Task: Copy out all lines in the data below containing the string "What".

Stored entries
........

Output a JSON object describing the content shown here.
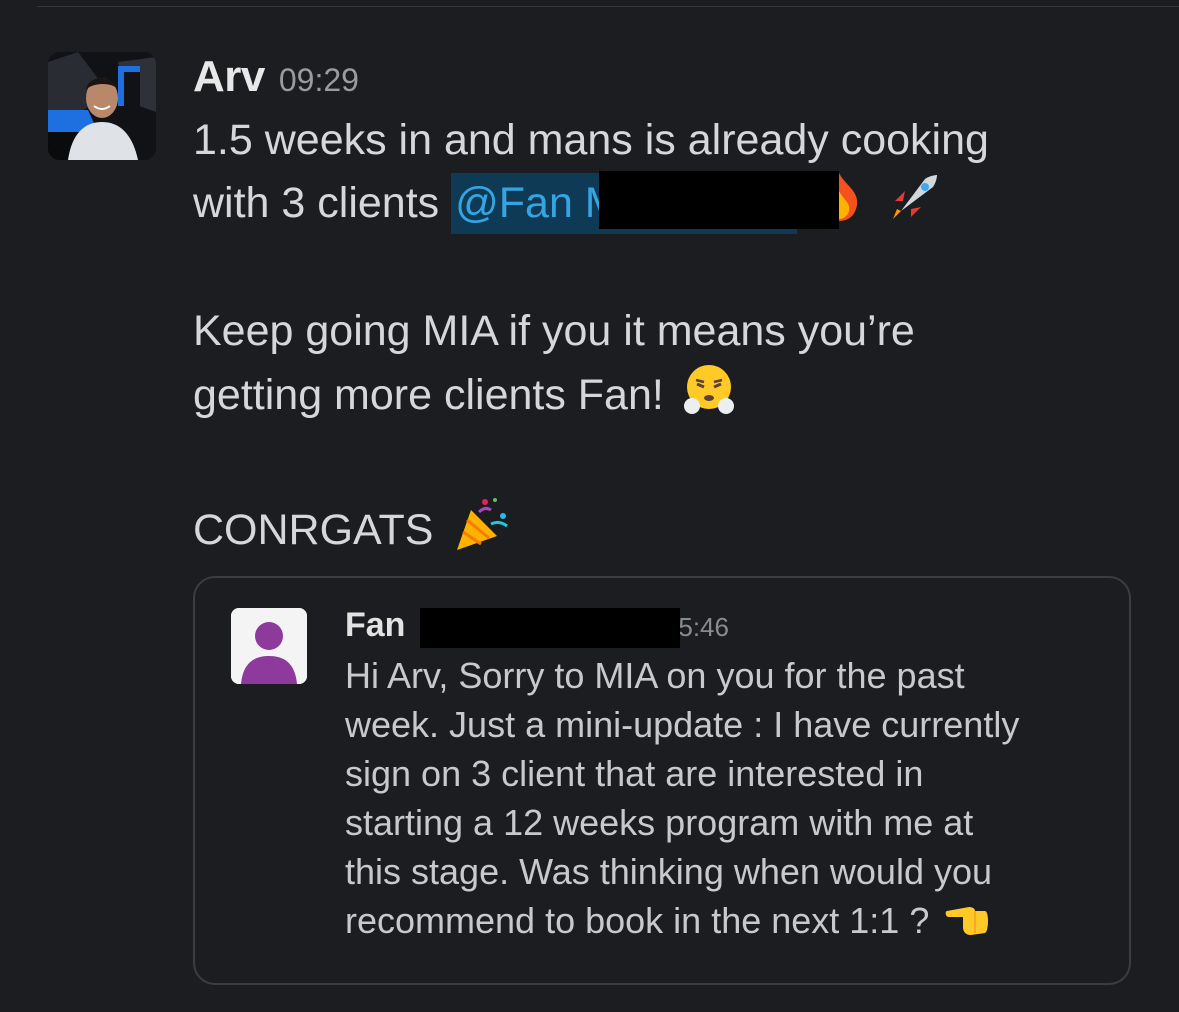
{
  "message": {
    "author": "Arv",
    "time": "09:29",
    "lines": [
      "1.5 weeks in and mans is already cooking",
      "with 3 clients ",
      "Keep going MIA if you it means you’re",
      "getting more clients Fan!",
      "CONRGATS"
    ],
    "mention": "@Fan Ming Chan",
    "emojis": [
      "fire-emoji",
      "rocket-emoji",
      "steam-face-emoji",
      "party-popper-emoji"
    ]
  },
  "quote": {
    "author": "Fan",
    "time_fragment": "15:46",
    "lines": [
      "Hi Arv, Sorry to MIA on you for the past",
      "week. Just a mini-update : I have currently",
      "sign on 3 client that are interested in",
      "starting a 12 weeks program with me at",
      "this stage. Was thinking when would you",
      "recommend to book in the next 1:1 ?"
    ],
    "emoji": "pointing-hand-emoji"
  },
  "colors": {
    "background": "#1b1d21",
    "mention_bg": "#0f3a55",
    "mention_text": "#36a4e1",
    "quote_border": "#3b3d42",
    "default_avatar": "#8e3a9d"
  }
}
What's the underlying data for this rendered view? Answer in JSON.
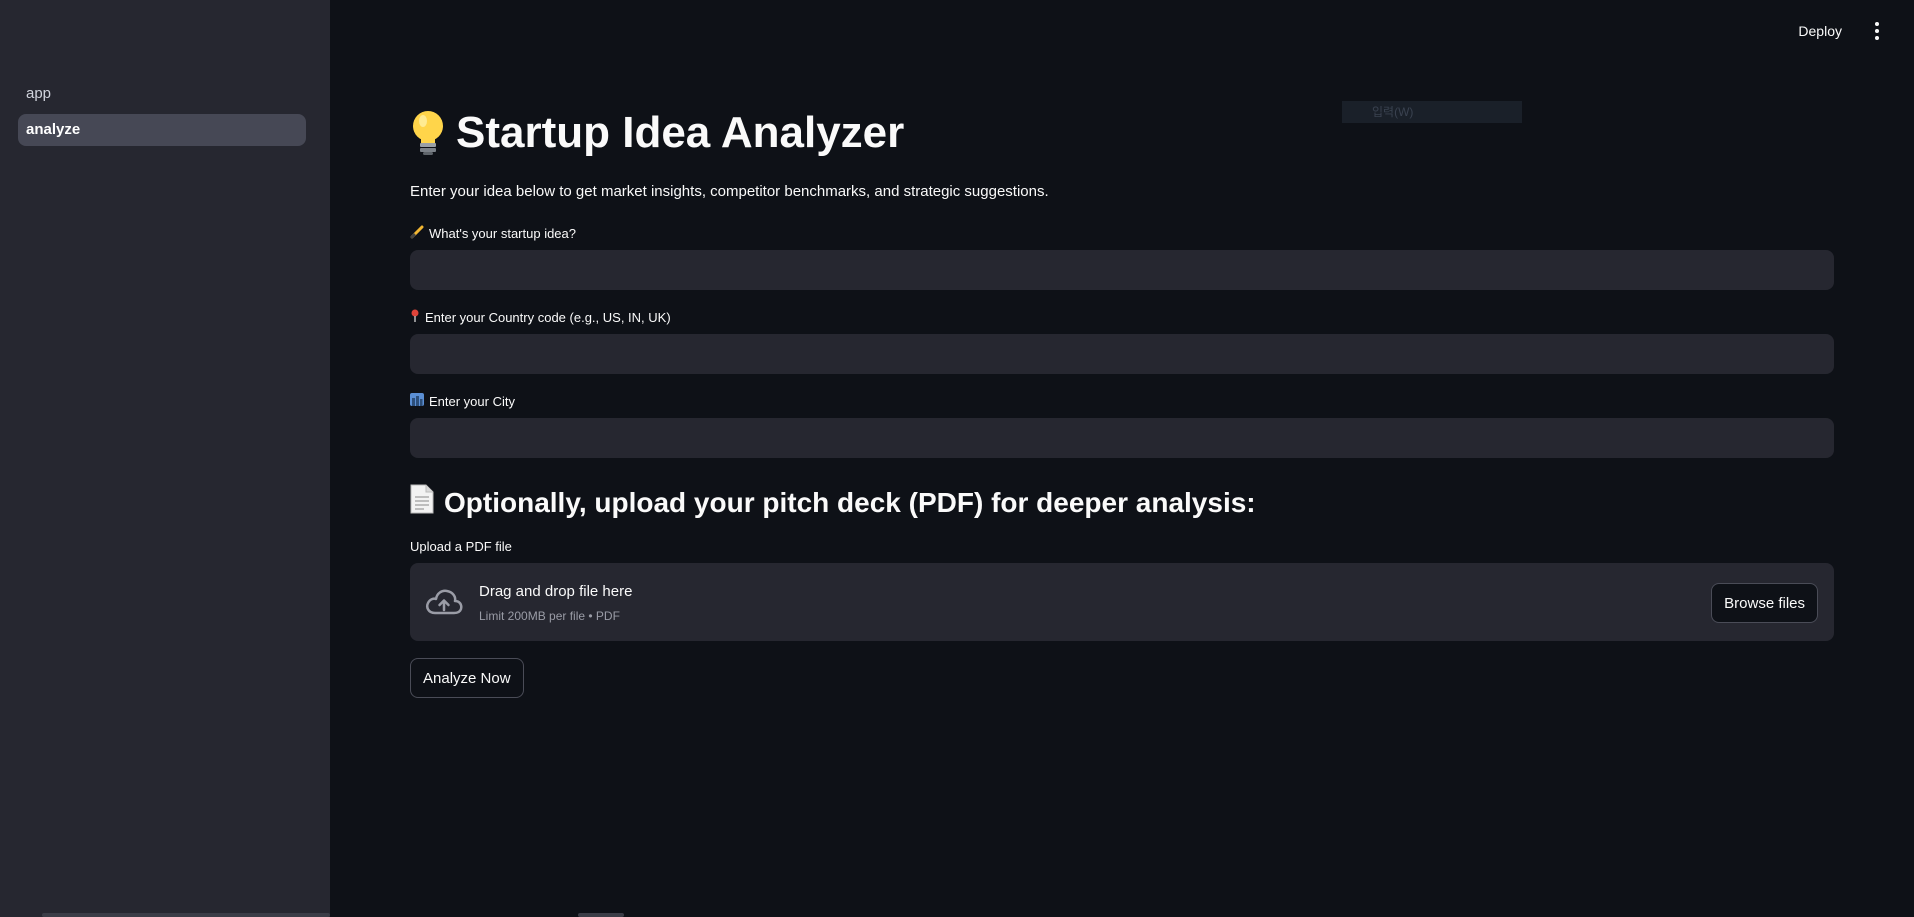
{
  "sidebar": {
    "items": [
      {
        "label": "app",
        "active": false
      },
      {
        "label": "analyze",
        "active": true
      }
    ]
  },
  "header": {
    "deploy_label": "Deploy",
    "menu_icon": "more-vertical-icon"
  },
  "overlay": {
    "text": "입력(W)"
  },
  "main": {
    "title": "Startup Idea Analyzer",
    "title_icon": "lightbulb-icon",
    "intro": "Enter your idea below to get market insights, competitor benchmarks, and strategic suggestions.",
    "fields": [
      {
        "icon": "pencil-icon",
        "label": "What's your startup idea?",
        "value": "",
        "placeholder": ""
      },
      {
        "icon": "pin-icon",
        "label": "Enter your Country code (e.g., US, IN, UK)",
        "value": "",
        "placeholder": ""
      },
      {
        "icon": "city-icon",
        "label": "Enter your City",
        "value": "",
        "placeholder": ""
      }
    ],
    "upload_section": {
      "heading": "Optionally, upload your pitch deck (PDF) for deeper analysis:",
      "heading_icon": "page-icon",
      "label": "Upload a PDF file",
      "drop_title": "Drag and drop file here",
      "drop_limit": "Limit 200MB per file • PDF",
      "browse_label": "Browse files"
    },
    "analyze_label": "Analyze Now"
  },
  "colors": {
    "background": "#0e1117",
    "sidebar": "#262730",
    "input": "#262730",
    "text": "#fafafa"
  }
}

........

Correct result:
What's the underlying data for this rendered view? Answer in JSON.
        "label": "What's your startup idea?",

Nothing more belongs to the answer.